• WHAT THE TASK ASKS: Skip the pictures and repeat each line of the data exactly.

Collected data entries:
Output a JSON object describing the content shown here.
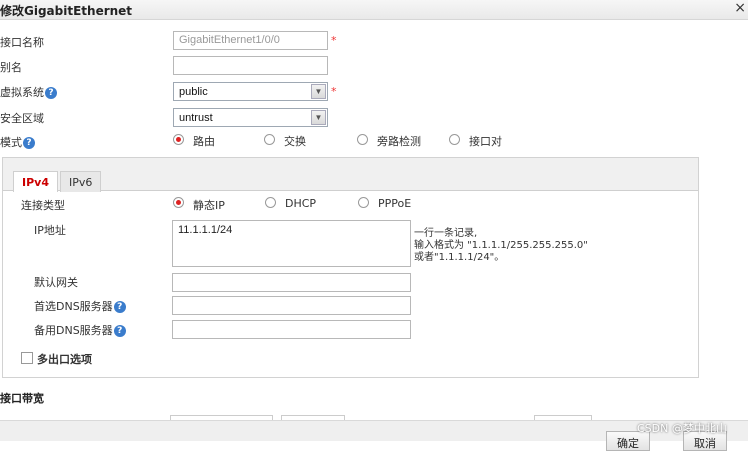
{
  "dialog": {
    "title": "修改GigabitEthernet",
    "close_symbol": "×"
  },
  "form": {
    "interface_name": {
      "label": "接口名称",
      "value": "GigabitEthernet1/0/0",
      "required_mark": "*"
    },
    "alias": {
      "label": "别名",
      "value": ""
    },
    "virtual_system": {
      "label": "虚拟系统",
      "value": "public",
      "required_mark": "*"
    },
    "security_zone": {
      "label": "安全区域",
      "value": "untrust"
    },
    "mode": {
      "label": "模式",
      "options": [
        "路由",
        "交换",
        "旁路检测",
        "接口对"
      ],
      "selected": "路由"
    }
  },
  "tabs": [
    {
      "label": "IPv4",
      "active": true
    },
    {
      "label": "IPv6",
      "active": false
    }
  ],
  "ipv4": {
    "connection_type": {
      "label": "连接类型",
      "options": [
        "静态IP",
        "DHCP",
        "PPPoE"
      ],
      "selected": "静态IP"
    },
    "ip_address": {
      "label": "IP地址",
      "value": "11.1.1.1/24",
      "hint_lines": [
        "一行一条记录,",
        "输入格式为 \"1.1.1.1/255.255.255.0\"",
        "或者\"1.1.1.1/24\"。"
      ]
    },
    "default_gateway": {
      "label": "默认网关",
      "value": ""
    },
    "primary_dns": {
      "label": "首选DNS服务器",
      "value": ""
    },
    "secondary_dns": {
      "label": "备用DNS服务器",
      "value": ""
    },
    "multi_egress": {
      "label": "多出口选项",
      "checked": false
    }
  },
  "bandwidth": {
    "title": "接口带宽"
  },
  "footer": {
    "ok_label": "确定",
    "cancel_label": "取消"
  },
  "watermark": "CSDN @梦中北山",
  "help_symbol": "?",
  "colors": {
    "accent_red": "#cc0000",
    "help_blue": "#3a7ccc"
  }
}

• RESPONSE TO THIS TASK:
Output a JSON object describing the content shown here.
{
  "dialog": {
    "title": "修改GigabitEthernet",
    "close_symbol": "×"
  },
  "form": {
    "interface_name": {
      "label": "接口名称",
      "value": "GigabitEthernet1/0/0",
      "required_mark": "*"
    },
    "alias": {
      "label": "别名",
      "value": ""
    },
    "virtual_system": {
      "label": "虚拟系统",
      "value": "public",
      "required_mark": "*"
    },
    "security_zone": {
      "label": "安全区域",
      "value": "untrust"
    },
    "mode": {
      "label": "模式",
      "options": [
        "路由",
        "交换",
        "旁路检测",
        "接口对"
      ],
      "selected": "路由"
    }
  },
  "tabs": [
    {
      "label": "IPv4",
      "active": true
    },
    {
      "label": "IPv6",
      "active": false
    }
  ],
  "ipv4": {
    "connection_type": {
      "label": "连接类型",
      "options": [
        "静态IP",
        "DHCP",
        "PPPoE"
      ],
      "selected": "静态IP"
    },
    "ip_address": {
      "label": "IP地址",
      "value": "11.1.1.1/24",
      "hint_lines": [
        "一行一条记录,",
        "输入格式为 \"1.1.1.1/255.255.255.0\"",
        "或者\"1.1.1.1/24\"。"
      ]
    },
    "default_gateway": {
      "label": "默认网关",
      "value": ""
    },
    "primary_dns": {
      "label": "首选DNS服务器",
      "value": ""
    },
    "secondary_dns": {
      "label": "备用DNS服务器",
      "value": ""
    },
    "multi_egress": {
      "label": "多出口选项",
      "checked": false
    }
  },
  "bandwidth": {
    "title": "接口带宽"
  },
  "footer": {
    "ok_label": "确定",
    "cancel_label": "取消"
  },
  "watermark": "CSDN @梦中北山",
  "help_symbol": "?",
  "colors": {
    "accent_red": "#cc0000",
    "help_blue": "#3a7ccc"
  }
}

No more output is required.